_Exercise aim:_
Please copy all the lines that follow, word for word.

_Source data:_

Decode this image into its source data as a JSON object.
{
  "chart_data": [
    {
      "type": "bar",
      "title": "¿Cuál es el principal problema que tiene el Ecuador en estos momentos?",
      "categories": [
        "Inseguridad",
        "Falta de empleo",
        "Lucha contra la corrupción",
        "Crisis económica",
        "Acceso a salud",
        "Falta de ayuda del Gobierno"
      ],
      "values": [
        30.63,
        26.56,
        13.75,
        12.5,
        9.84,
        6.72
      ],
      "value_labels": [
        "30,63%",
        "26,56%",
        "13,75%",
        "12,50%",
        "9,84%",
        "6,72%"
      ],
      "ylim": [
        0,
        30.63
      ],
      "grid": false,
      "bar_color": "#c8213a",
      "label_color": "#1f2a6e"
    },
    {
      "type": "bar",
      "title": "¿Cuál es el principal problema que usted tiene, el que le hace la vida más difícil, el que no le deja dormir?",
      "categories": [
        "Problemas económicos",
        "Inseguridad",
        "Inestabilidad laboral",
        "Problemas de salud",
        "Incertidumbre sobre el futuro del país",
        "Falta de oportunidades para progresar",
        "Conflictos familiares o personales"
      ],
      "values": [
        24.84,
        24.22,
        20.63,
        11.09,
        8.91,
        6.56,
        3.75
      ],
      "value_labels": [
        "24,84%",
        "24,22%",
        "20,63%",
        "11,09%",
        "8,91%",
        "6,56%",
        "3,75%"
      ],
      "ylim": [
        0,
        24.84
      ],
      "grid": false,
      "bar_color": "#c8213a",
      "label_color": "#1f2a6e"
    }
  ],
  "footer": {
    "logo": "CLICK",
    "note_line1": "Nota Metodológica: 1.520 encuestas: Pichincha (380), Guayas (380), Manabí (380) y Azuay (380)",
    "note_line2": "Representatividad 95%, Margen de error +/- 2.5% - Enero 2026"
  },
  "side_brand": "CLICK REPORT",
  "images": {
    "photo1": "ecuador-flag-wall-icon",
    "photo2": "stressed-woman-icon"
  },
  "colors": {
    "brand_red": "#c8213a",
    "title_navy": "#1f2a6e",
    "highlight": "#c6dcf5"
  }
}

_Final result:_
Decode this image into its source data as a JSON object.
{
  "chart_data": [
    {
      "type": "bar",
      "title": "¿Cuál es el principal problema que tiene el Ecuador en estos momentos?",
      "categories": [
        "Inseguridad",
        "Falta de empleo",
        "Lucha contra la corrupción",
        "Crisis económica",
        "Acceso a salud",
        "Falta de ayuda del Gobierno"
      ],
      "values": [
        30.63,
        26.56,
        13.75,
        12.5,
        9.84,
        6.72
      ],
      "value_labels": [
        "30,63%",
        "26,56%",
        "13,75%",
        "12,50%",
        "9,84%",
        "6,72%"
      ],
      "ylim": [
        0,
        30.63
      ],
      "grid": false,
      "bar_color": "#c8213a",
      "label_color": "#1f2a6e"
    },
    {
      "type": "bar",
      "title": "¿Cuál es el principal problema que usted tiene, el que le hace la vida más difícil, el que no le deja dormir?",
      "categories": [
        "Problemas económicos",
        "Inseguridad",
        "Inestabilidad laboral",
        "Problemas de salud",
        "Incertidumbre sobre el futuro del país",
        "Falta de oportunidades para progresar",
        "Conflictos familiares o personales"
      ],
      "values": [
        24.84,
        24.22,
        20.63,
        11.09,
        8.91,
        6.56,
        3.75
      ],
      "value_labels": [
        "24,84%",
        "24,22%",
        "20,63%",
        "11,09%",
        "8,91%",
        "6,56%",
        "3,75%"
      ],
      "ylim": [
        0,
        24.84
      ],
      "grid": false,
      "bar_color": "#c8213a",
      "label_color": "#1f2a6e"
    }
  ],
  "footer": {
    "logo": "CLICK",
    "note_line1": "Nota Metodológica: 1.520 encuestas: Pichincha (380), Guayas (380), Manabí (380) y Azuay (380)",
    "note_line2": "Representatividad 95%, Margen de error +/- 2.5% - Enero 2026"
  },
  "side_brand": "CLICK REPORT",
  "images": {
    "photo1": "ecuador-flag-wall-icon",
    "photo2": "stressed-woman-icon"
  },
  "colors": {
    "brand_red": "#c8213a",
    "title_navy": "#1f2a6e",
    "highlight": "#c6dcf5"
  }
}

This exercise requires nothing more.